• [Set problem]: Across the data below, how many lines hold "Paid"? Answer with that number and nothing else.
··· Information provided ···
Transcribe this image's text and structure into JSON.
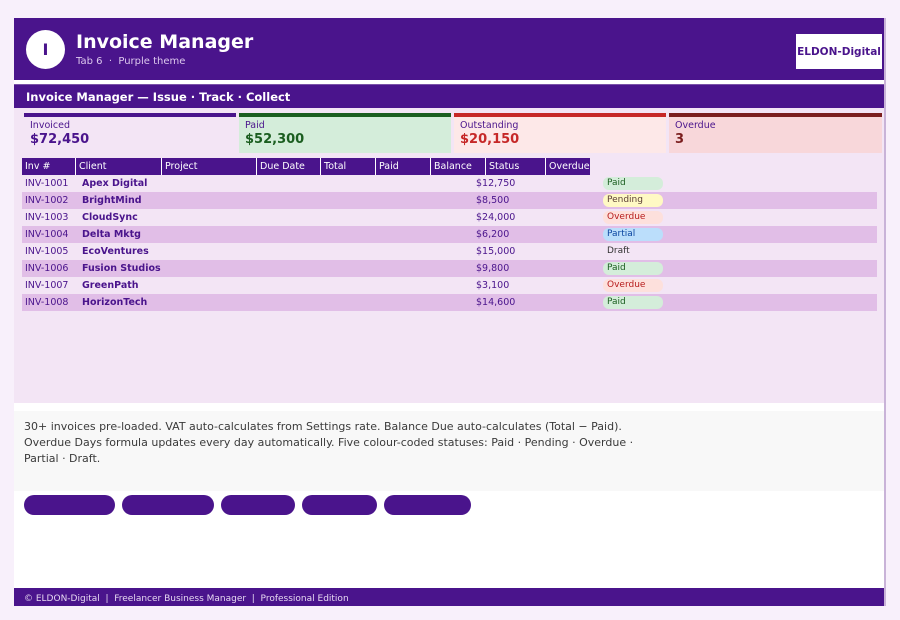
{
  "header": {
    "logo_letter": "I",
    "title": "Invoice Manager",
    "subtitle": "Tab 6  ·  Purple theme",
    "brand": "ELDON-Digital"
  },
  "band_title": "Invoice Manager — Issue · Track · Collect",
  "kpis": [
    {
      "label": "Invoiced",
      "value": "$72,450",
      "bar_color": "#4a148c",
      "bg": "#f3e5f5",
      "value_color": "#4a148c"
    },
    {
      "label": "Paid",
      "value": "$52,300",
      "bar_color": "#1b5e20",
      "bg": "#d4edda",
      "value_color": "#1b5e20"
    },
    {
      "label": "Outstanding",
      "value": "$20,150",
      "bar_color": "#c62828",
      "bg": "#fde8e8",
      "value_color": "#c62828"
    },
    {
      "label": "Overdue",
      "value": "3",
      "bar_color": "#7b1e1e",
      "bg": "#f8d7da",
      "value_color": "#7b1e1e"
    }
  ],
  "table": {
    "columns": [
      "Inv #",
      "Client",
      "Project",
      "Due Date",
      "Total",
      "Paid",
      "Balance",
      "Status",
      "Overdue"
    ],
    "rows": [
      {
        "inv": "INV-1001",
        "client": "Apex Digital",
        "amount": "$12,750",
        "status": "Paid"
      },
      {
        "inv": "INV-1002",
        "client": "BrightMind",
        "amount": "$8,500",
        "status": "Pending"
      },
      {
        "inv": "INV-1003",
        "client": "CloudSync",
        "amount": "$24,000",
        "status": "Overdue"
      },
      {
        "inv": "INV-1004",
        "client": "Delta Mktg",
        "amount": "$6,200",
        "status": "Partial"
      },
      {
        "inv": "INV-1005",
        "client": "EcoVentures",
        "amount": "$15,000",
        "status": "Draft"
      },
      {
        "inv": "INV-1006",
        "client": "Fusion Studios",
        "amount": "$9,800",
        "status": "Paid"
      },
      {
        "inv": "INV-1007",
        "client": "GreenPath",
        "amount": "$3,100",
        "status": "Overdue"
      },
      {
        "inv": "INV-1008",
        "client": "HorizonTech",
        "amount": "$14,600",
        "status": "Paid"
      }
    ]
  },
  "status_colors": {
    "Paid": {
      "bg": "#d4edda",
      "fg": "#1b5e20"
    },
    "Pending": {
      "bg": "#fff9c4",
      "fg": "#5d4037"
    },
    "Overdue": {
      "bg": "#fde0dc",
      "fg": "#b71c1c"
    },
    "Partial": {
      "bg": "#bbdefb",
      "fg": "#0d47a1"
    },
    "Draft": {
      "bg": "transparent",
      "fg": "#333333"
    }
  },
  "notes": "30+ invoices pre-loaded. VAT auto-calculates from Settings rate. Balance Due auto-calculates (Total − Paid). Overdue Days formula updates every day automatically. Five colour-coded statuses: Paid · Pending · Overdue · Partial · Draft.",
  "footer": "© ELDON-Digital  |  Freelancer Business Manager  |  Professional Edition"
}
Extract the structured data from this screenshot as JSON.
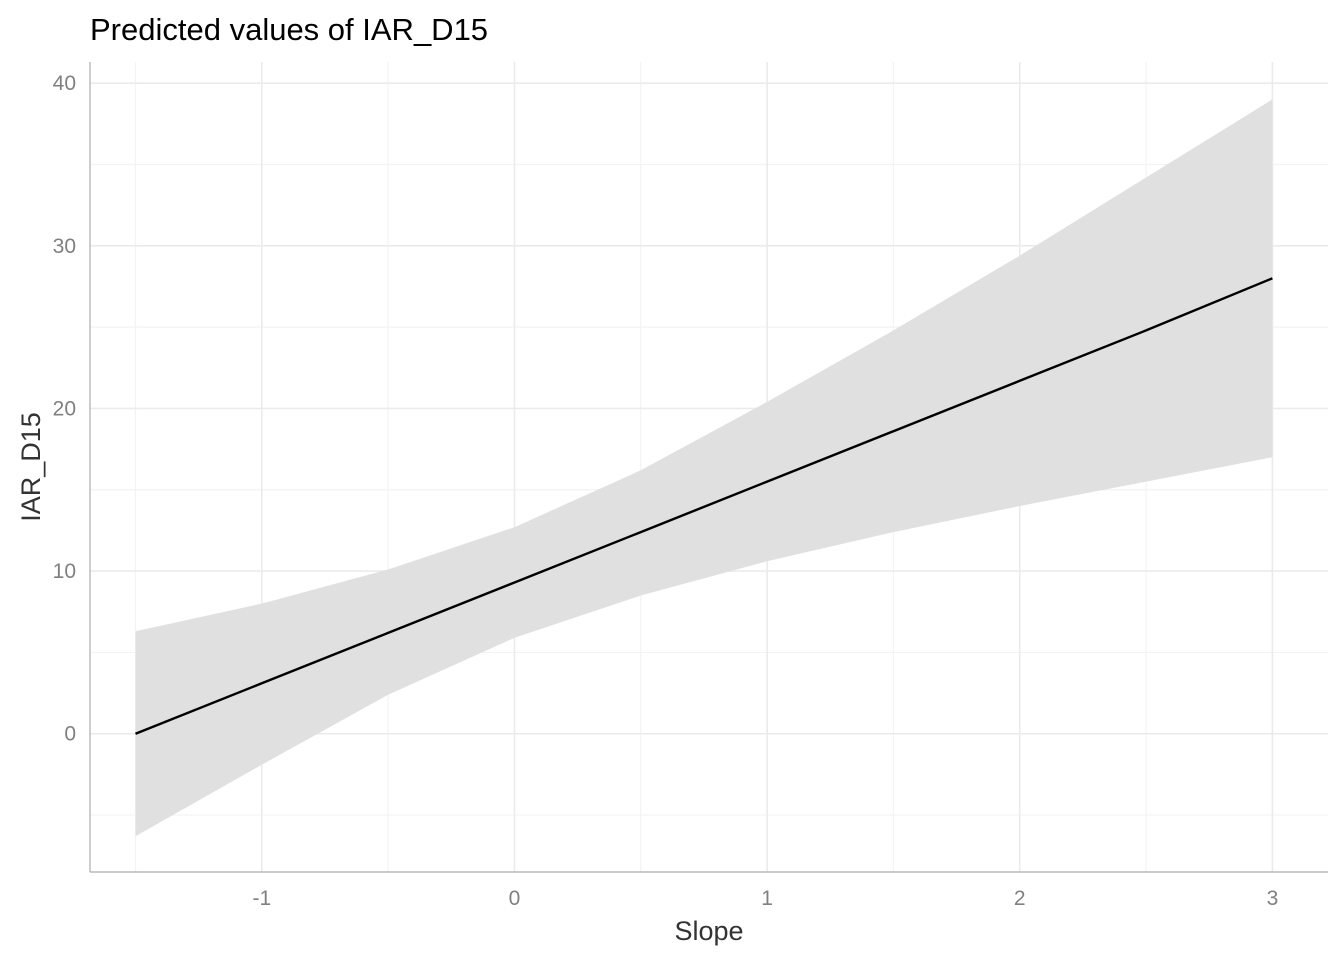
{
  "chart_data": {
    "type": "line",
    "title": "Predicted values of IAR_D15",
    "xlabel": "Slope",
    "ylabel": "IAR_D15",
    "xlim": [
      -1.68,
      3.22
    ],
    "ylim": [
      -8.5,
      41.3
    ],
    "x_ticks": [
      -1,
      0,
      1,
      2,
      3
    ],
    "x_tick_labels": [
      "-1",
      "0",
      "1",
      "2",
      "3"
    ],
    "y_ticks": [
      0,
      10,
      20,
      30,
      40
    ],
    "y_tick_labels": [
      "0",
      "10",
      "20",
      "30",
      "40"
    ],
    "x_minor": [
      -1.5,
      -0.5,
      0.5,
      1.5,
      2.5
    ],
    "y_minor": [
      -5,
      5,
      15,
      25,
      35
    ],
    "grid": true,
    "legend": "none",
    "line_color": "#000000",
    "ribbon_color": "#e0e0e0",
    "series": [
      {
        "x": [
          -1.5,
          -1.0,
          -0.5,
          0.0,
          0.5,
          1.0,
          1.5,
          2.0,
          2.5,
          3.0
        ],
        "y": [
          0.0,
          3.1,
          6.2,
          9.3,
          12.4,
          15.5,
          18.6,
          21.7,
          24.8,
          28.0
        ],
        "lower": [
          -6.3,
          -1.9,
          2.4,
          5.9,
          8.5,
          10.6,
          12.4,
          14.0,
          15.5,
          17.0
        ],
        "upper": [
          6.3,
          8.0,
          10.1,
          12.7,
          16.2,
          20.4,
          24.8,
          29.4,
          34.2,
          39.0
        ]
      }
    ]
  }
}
···
··· Information provided ···
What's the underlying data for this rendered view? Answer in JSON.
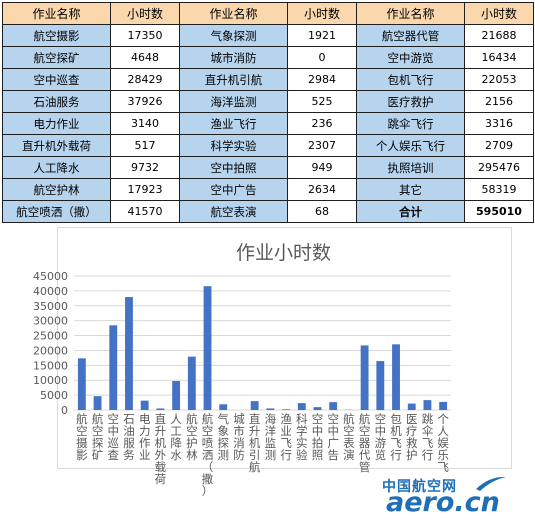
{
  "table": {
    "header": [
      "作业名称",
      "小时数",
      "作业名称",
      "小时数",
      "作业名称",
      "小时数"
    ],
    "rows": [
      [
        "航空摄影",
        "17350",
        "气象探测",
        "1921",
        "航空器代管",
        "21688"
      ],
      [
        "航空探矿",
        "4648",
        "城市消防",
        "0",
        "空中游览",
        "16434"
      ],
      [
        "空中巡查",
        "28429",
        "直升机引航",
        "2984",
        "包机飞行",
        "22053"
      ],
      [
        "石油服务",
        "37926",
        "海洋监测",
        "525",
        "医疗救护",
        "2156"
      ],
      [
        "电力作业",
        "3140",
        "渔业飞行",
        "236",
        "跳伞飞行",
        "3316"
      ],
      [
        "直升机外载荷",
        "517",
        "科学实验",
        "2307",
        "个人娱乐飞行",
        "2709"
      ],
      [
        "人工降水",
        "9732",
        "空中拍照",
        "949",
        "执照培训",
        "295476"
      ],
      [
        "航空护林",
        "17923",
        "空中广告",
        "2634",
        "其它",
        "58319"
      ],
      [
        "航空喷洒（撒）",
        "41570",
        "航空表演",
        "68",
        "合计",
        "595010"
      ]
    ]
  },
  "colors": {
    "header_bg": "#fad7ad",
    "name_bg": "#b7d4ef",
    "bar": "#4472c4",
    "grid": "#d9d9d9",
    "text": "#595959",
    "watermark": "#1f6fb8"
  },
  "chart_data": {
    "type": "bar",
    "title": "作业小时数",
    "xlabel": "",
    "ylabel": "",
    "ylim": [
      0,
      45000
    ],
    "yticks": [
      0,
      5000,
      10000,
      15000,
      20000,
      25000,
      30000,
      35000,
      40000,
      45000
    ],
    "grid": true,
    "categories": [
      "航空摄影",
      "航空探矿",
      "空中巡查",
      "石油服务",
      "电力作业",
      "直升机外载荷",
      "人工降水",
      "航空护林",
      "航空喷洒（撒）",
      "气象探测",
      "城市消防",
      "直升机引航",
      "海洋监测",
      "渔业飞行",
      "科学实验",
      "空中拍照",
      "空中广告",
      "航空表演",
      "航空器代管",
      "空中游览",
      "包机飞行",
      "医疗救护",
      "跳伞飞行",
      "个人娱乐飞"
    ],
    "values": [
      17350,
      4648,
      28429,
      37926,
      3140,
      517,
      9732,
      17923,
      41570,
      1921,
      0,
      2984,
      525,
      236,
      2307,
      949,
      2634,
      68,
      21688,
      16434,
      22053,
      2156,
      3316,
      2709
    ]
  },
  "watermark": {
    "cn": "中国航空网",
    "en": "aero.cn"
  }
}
···
··· Information provided ···
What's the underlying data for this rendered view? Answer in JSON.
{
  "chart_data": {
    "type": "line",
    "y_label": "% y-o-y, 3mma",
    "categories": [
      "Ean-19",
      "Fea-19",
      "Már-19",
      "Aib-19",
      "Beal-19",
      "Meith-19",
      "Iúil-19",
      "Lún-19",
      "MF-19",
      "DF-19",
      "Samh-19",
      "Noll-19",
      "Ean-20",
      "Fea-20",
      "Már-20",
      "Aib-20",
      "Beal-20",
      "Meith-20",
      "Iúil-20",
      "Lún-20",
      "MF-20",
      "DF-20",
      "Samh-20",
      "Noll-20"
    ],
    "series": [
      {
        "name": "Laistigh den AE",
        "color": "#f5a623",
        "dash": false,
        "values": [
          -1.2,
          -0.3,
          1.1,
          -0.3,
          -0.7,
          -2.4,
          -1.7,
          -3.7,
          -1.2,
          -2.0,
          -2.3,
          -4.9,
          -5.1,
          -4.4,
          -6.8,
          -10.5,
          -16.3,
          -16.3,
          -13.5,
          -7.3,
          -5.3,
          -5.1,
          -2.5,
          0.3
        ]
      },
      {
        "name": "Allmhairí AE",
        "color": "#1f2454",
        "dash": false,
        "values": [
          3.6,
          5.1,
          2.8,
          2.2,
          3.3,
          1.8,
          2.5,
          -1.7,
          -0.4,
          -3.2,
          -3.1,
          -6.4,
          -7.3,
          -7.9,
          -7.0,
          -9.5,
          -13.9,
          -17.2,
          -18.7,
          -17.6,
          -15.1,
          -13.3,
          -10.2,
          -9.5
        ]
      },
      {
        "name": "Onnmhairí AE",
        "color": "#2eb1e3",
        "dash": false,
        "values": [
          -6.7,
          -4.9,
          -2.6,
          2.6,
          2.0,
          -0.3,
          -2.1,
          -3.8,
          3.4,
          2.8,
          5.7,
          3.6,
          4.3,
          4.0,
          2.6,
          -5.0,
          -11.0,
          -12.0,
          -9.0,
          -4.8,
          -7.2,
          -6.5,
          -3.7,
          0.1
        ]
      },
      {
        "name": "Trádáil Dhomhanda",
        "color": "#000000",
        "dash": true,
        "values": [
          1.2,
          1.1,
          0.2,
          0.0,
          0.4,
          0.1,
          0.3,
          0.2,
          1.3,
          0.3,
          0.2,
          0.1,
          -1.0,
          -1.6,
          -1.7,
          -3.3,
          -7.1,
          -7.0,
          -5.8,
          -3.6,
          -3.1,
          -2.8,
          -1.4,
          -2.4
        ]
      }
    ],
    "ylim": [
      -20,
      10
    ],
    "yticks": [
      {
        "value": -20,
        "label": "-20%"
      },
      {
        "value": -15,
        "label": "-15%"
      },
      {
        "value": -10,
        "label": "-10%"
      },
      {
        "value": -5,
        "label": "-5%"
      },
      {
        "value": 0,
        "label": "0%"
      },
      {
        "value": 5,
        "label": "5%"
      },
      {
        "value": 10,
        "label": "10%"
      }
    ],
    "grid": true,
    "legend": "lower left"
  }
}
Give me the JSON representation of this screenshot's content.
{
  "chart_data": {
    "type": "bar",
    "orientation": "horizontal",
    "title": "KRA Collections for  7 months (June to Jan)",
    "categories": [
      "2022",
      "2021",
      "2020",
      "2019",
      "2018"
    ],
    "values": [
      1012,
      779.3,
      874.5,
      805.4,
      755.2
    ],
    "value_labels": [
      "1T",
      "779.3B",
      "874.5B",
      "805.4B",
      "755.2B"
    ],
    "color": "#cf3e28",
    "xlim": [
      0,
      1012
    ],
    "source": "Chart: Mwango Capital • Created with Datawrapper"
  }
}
···
• [Task result]: 7